* What to produce:
Output each entry below as it stands, leaving out every picture.

[Figure contents as structured data]

* * * * * * * * *

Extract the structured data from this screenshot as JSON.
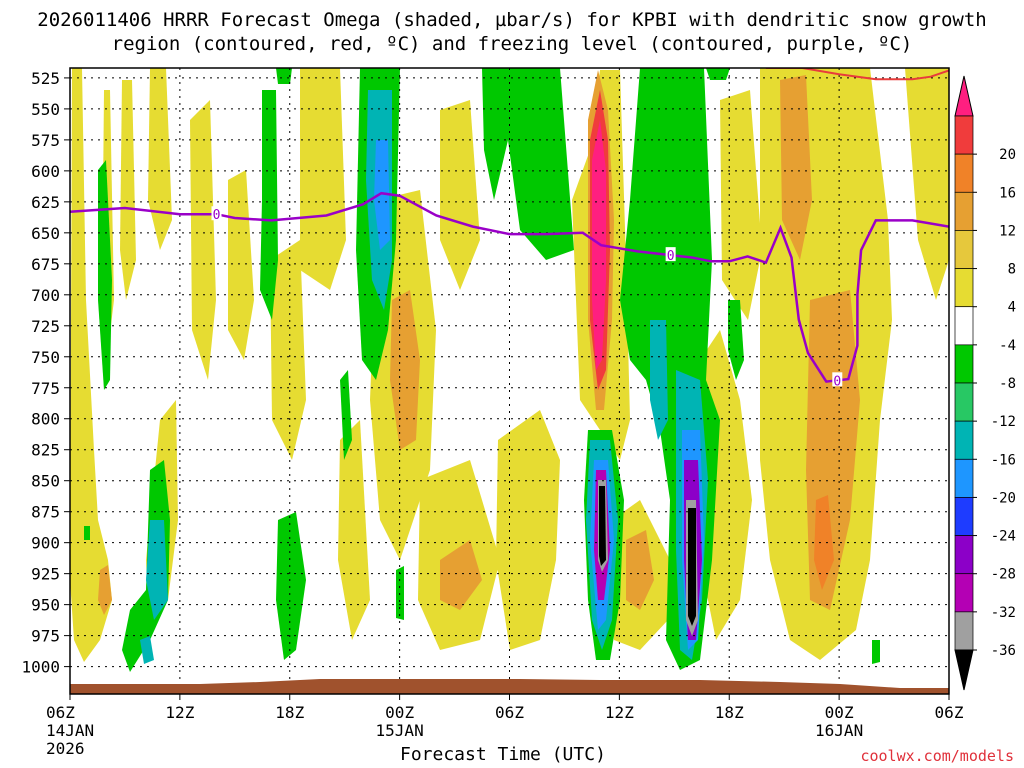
{
  "chart_data": {
    "type": "heatmap",
    "title": "2026011406 HRRR Forecast Omega (shaded, µbar/s) for KPBI with dendritic snow growth region (contoured, red, ºC) and freezing level (contoured, purple, ºC)",
    "xlabel": "Forecast Time (UTC)",
    "ylabel": "",
    "y_ticks": [
      525,
      550,
      575,
      600,
      625,
      650,
      675,
      700,
      725,
      750,
      775,
      800,
      825,
      850,
      875,
      900,
      925,
      950,
      975,
      1000
    ],
    "y_range": [
      517,
      1010
    ],
    "x_range_hours": [
      0,
      48
    ],
    "x_ticks": [
      {
        "h": 0,
        "label": "06Z",
        "sub": [
          "14JAN",
          "2026"
        ]
      },
      {
        "h": 6,
        "label": "12Z",
        "sub": []
      },
      {
        "h": 12,
        "label": "18Z",
        "sub": []
      },
      {
        "h": 18,
        "label": "00Z",
        "sub": [
          "15JAN"
        ]
      },
      {
        "h": 24,
        "label": "06Z",
        "sub": []
      },
      {
        "h": 30,
        "label": "12Z",
        "sub": []
      },
      {
        "h": 36,
        "label": "18Z",
        "sub": []
      },
      {
        "h": 42,
        "label": "00Z",
        "sub": [
          "16JAN"
        ]
      },
      {
        "h": 48,
        "label": "06Z",
        "sub": []
      }
    ],
    "colorbar": {
      "labels": [
        "20",
        "16",
        "12",
        "8",
        "4",
        "-4",
        "-8",
        "-12",
        "-16",
        "-20",
        "-24",
        "-28",
        "-32",
        "-36"
      ],
      "colors": [
        "#ff1f80",
        "#f03c3c",
        "#f08228",
        "#e6a032",
        "#e6c83c",
        "#e6dc32",
        "#ffffff",
        "#00c800",
        "#28c864",
        "#00b4b4",
        "#1e96ff",
        "#1e3cff",
        "#8c00c8",
        "#b400b4",
        "#a0a0a0",
        "#000000"
      ]
    },
    "freezing_level": {
      "label": "0",
      "points": [
        [
          0,
          633
        ],
        [
          3,
          630
        ],
        [
          6,
          635
        ],
        [
          8,
          635
        ],
        [
          9,
          638
        ],
        [
          11,
          640
        ],
        [
          14,
          636
        ],
        [
          16,
          627
        ],
        [
          17,
          618
        ],
        [
          18,
          620
        ],
        [
          20,
          636
        ],
        [
          22,
          645
        ],
        [
          24,
          651
        ],
        [
          26,
          651
        ],
        [
          28,
          650
        ],
        [
          29,
          660
        ],
        [
          31,
          665
        ],
        [
          34,
          670
        ],
        [
          35,
          673
        ],
        [
          36,
          673
        ],
        [
          37,
          669
        ],
        [
          38,
          674
        ],
        [
          38.8,
          646
        ],
        [
          39.4,
          670
        ],
        [
          39.8,
          720
        ],
        [
          40.3,
          747
        ],
        [
          41.3,
          770
        ],
        [
          42.5,
          768
        ],
        [
          43,
          741
        ],
        [
          43,
          700
        ],
        [
          43.2,
          664
        ],
        [
          44,
          640
        ],
        [
          46,
          640
        ],
        [
          48,
          645
        ]
      ]
    },
    "snow_growth_region": {
      "points": [
        [
          38,
          517
        ],
        [
          40,
          517
        ],
        [
          42,
          522
        ],
        [
          44,
          526
        ],
        [
          46,
          526
        ],
        [
          47,
          524
        ],
        [
          48,
          519
        ]
      ]
    },
    "omega_blobs": [
      {
        "h": 17.3,
        "p": 640,
        "wh": 0.9,
        "wp": 150,
        "v": -14
      },
      {
        "h": 28.8,
        "p": 660,
        "wh": 0.6,
        "wp": 100,
        "v": 20
      },
      {
        "h": 29.1,
        "p": 850,
        "wh": 0.45,
        "wp": 75,
        "v": -36
      },
      {
        "h": 33.9,
        "p": 880,
        "wh": 0.5,
        "wp": 90,
        "v": -36
      },
      {
        "h": 32.2,
        "p": 650,
        "wh": 0.9,
        "wp": 140,
        "v": -11
      },
      {
        "h": 3.2,
        "p": 900,
        "wh": 0.6,
        "wp": 90,
        "v": -11
      },
      {
        "h": 41.7,
        "p": 860,
        "wh": 1.5,
        "wp": 120,
        "v": 10
      },
      {
        "h": 19.2,
        "p": 735,
        "wh": 0.9,
        "wp": 70,
        "v": 8
      },
      {
        "h": 22,
        "p": 890,
        "wh": 0.9,
        "wp": 60,
        "v": 8
      }
    ]
  },
  "credit": "coolwx.com/models"
}
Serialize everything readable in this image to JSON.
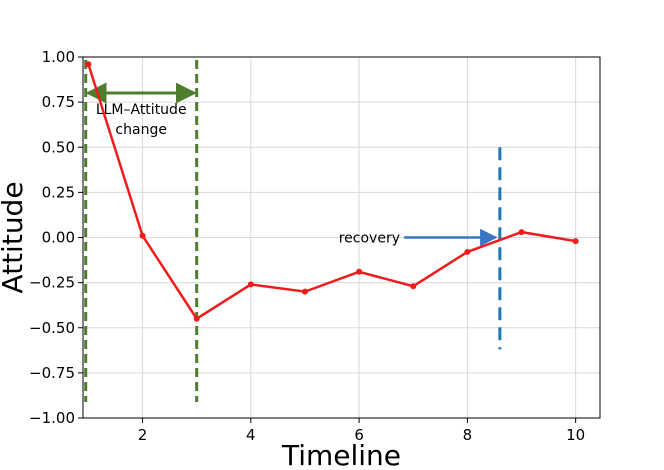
{
  "chart_data": {
    "type": "line",
    "title": "",
    "xlabel": "Timeline",
    "ylabel": "Attitude",
    "xlim": [
      0.9,
      10.45
    ],
    "ylim": [
      -1.0,
      1.0
    ],
    "x_ticks": [
      2,
      4,
      6,
      8,
      10
    ],
    "x_tick_labels": [
      "2",
      "4",
      "6",
      "8",
      "10"
    ],
    "y_ticks": [
      1.0,
      0.75,
      0.5,
      0.25,
      0.0,
      -0.25,
      -0.5,
      -0.75,
      -1.0
    ],
    "y_tick_labels": [
      "1.00",
      "0.75",
      "0.50",
      "0.25",
      "0.00",
      "−0.25",
      "−0.50",
      "−0.75",
      "−1.00"
    ],
    "grid": true,
    "series": [
      {
        "color": "#ee1c1c",
        "x": [
          1,
          2,
          3,
          4,
          5,
          6,
          7,
          8,
          9,
          10
        ],
        "y": [
          0.96,
          0.01,
          -0.45,
          -0.26,
          -0.3,
          -0.19,
          -0.27,
          -0.08,
          0.03,
          -0.02
        ]
      }
    ],
    "annotations": {
      "llm_change": {
        "line1": "LLM–Attitude",
        "line2": "change",
        "x_start": 0.95,
        "x_end": 3.0,
        "color": "#4f7d2e"
      },
      "recovery": {
        "label": "recovery",
        "x": 8.6,
        "y_from": 0.5,
        "y_to": -0.62,
        "arrow_y": 0.0,
        "color": "#1f77b4",
        "arrow_color": "#3a74c4"
      }
    }
  }
}
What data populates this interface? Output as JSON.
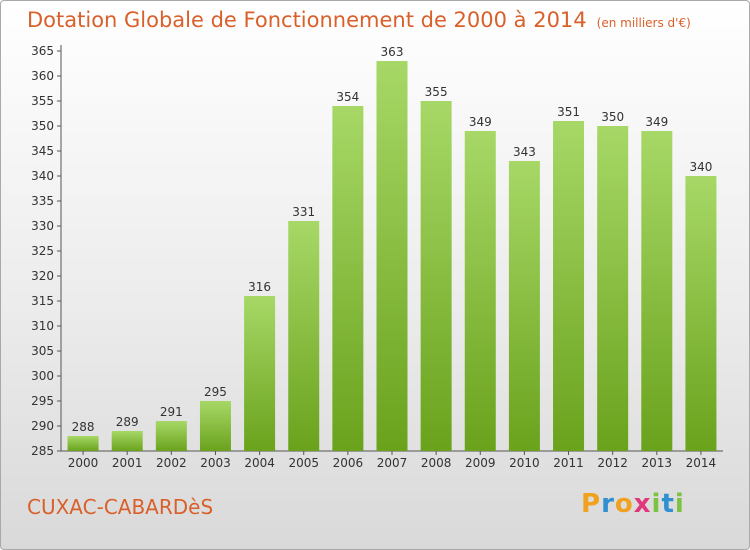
{
  "chart_data": {
    "type": "bar",
    "title": "Dotation Globale de Fonctionnement de 2000 à 2014",
    "subtitle": "(en milliers d'€)",
    "categories": [
      "2000",
      "2001",
      "2002",
      "2003",
      "2004",
      "2005",
      "2006",
      "2007",
      "2008",
      "2009",
      "2010",
      "2011",
      "2012",
      "2013",
      "2014"
    ],
    "values": [
      288,
      289,
      291,
      295,
      316,
      331,
      354,
      363,
      355,
      349,
      343,
      351,
      350,
      349,
      340
    ],
    "ylim": [
      285,
      365
    ],
    "ytick_step": 5,
    "grid": false,
    "legend": "none",
    "bar_color_light": "#a7d867",
    "bar_color_dark": "#6aa21c"
  },
  "commune": "CUXAC-CABARDèS",
  "logo": {
    "letters": [
      "P",
      "r",
      "o",
      "x",
      "i",
      "t",
      "i"
    ],
    "colors": [
      "#f0a11f",
      "#2f8fd1",
      "#f0a11f",
      "#e0387a",
      "#7cc243",
      "#2f8fd1",
      "#7cc243"
    ]
  },
  "colors": {
    "accent": "#d9602a",
    "axis": "#555555"
  }
}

* * * * * * * * *

* Response:
Extract the structured data from this screenshot as JSON.
{
  "chart_data": {
    "type": "heatmap",
    "title": "2026011406 HRRR Forecast Omega (shaded, µbar/s) for KPBI with dendritic snow growth region (contoured, red, ºC) and freezing level (contoured, purple, ºC)",
    "xlabel": "Forecast Time (UTC)",
    "ylabel": "",
    "y_ticks": [
      525,
      550,
      575,
      600,
      625,
      650,
      675,
      700,
      725,
      750,
      775,
      800,
      825,
      850,
      875,
      900,
      925,
      950,
      975,
      1000
    ],
    "y_range": [
      517,
      1010
    ],
    "x_range_hours": [
      0,
      48
    ],
    "x_ticks": [
      {
        "h": 0,
        "label": "06Z",
        "sub": [
          "14JAN",
          "2026"
        ]
      },
      {
        "h": 6,
        "label": "12Z",
        "sub": []
      },
      {
        "h": 12,
        "label": "18Z",
        "sub": []
      },
      {
        "h": 18,
        "label": "00Z",
        "sub": [
          "15JAN"
        ]
      },
      {
        "h": 24,
        "label": "06Z",
        "sub": []
      },
      {
        "h": 30,
        "label": "12Z",
        "sub": []
      },
      {
        "h": 36,
        "label": "18Z",
        "sub": []
      },
      {
        "h": 42,
        "label": "00Z",
        "sub": [
          "16JAN"
        ]
      },
      {
        "h": 48,
        "label": "06Z",
        "sub": []
      }
    ],
    "colorbar": {
      "labels": [
        "20",
        "16",
        "12",
        "8",
        "4",
        "-4",
        "-8",
        "-12",
        "-16",
        "-20",
        "-24",
        "-28",
        "-32",
        "-36"
      ],
      "colors": [
        "#ff1f80",
        "#f03c3c",
        "#f08228",
        "#e6a032",
        "#e6c83c",
        "#e6dc32",
        "#ffffff",
        "#00c800",
        "#28c864",
        "#00b4b4",
        "#1e96ff",
        "#1e3cff",
        "#8c00c8",
        "#b400b4",
        "#a0a0a0",
        "#000000"
      ]
    },
    "freezing_level": {
      "label": "0",
      "points": [
        [
          0,
          633
        ],
        [
          3,
          630
        ],
        [
          6,
          635
        ],
        [
          8,
          635
        ],
        [
          9,
          638
        ],
        [
          11,
          640
        ],
        [
          14,
          636
        ],
        [
          16,
          627
        ],
        [
          17,
          618
        ],
        [
          18,
          620
        ],
        [
          20,
          636
        ],
        [
          22,
          645
        ],
        [
          24,
          651
        ],
        [
          26,
          651
        ],
        [
          28,
          650
        ],
        [
          29,
          660
        ],
        [
          31,
          665
        ],
        [
          34,
          670
        ],
        [
          35,
          673
        ],
        [
          36,
          673
        ],
        [
          37,
          669
        ],
        [
          38,
          674
        ],
        [
          38.8,
          646
        ],
        [
          39.4,
          670
        ],
        [
          39.8,
          720
        ],
        [
          40.3,
          747
        ],
        [
          41.3,
          770
        ],
        [
          42.5,
          768
        ],
        [
          43,
          741
        ],
        [
          43,
          700
        ],
        [
          43.2,
          664
        ],
        [
          44,
          640
        ],
        [
          46,
          640
        ],
        [
          48,
          645
        ]
      ]
    },
    "snow_growth_region": {
      "points": [
        [
          38,
          517
        ],
        [
          40,
          517
        ],
        [
          42,
          522
        ],
        [
          44,
          526
        ],
        [
          46,
          526
        ],
        [
          47,
          524
        ],
        [
          48,
          519
        ]
      ]
    },
    "omega_blobs": [
      {
        "h": 17.3,
        "p": 640,
        "wh": 0.9,
        "wp": 150,
        "v": -14
      },
      {
        "h": 28.8,
        "p": 660,
        "wh": 0.6,
        "wp": 100,
        "v": 20
      },
      {
        "h": 29.1,
        "p": 850,
        "wh": 0.45,
        "wp": 75,
        "v": -36
      },
      {
        "h": 33.9,
        "p": 880,
        "wh": 0.5,
        "wp": 90,
        "v": -36
      },
      {
        "h": 32.2,
        "p": 650,
        "wh": 0.9,
        "wp": 140,
        "v": -11
      },
      {
        "h": 3.2,
        "p": 900,
        "wh": 0.6,
        "wp": 90,
        "v": -11
      },
      {
        "h": 41.7,
        "p": 860,
        "wh": 1.5,
        "wp": 120,
        "v": 10
      },
      {
        "h": 19.2,
        "p": 735,
        "wh": 0.9,
        "wp": 70,
        "v": 8
      },
      {
        "h": 22,
        "p": 890,
        "wh": 0.9,
        "wp": 60,
        "v": 8
      }
    ]
  },
  "credit": "coolwx.com/models"
}
Serialize everything readable in this image to JSON.
{
  "chart_data": {
    "type": "line",
    "title": "",
    "xlabel": "Timeline",
    "ylabel": "Attitude",
    "xlim": [
      0.9,
      10.45
    ],
    "ylim": [
      -1.0,
      1.0
    ],
    "x_ticks": [
      2,
      4,
      6,
      8,
      10
    ],
    "x_tick_labels": [
      "2",
      "4",
      "6",
      "8",
      "10"
    ],
    "y_ticks": [
      1.0,
      0.75,
      0.5,
      0.25,
      0.0,
      -0.25,
      -0.5,
      -0.75,
      -1.0
    ],
    "y_tick_labels": [
      "1.00",
      "0.75",
      "0.50",
      "0.25",
      "0.00",
      "−0.25",
      "−0.50",
      "−0.75",
      "−1.00"
    ],
    "grid": true,
    "series": [
      {
        "color": "#ee1c1c",
        "x": [
          1,
          2,
          3,
          4,
          5,
          6,
          7,
          8,
          9,
          10
        ],
        "y": [
          0.96,
          0.01,
          -0.45,
          -0.26,
          -0.3,
          -0.19,
          -0.27,
          -0.08,
          0.03,
          -0.02
        ]
      }
    ],
    "annotations": {
      "llm_change": {
        "line1": "LLM–Attitude",
        "line2": "change",
        "x_start": 0.95,
        "x_end": 3.0,
        "color": "#4f7d2e"
      },
      "recovery": {
        "label": "recovery",
        "x": 8.6,
        "y_from": 0.5,
        "y_to": -0.62,
        "arrow_y": 0.0,
        "color": "#1f77b4",
        "arrow_color": "#3a74c4"
      }
    }
  }
}
What data populates this interface? Output as JSON.
{
  "chart_data": {
    "type": "bar",
    "title": "Dotation Globale de Fonctionnement de 2000 à 2014",
    "subtitle": "(en milliers d'€)",
    "categories": [
      "2000",
      "2001",
      "2002",
      "2003",
      "2004",
      "2005",
      "2006",
      "2007",
      "2008",
      "2009",
      "2010",
      "2011",
      "2012",
      "2013",
      "2014"
    ],
    "values": [
      288,
      289,
      291,
      295,
      316,
      331,
      354,
      363,
      355,
      349,
      343,
      351,
      350,
      349,
      340
    ],
    "ylim": [
      285,
      365
    ],
    "ytick_step": 5,
    "grid": false,
    "legend": "none",
    "bar_color_light": "#a7d867",
    "bar_color_dark": "#6aa21c"
  },
  "commune": "CUXAC-CABARDèS",
  "logo": {
    "letters": [
      "P",
      "r",
      "o",
      "x",
      "i",
      "t",
      "i"
    ],
    "colors": [
      "#f0a11f",
      "#2f8fd1",
      "#f0a11f",
      "#e0387a",
      "#7cc243",
      "#2f8fd1",
      "#7cc243"
    ]
  },
  "colors": {
    "accent": "#d9602a",
    "axis": "#555555"
  }
}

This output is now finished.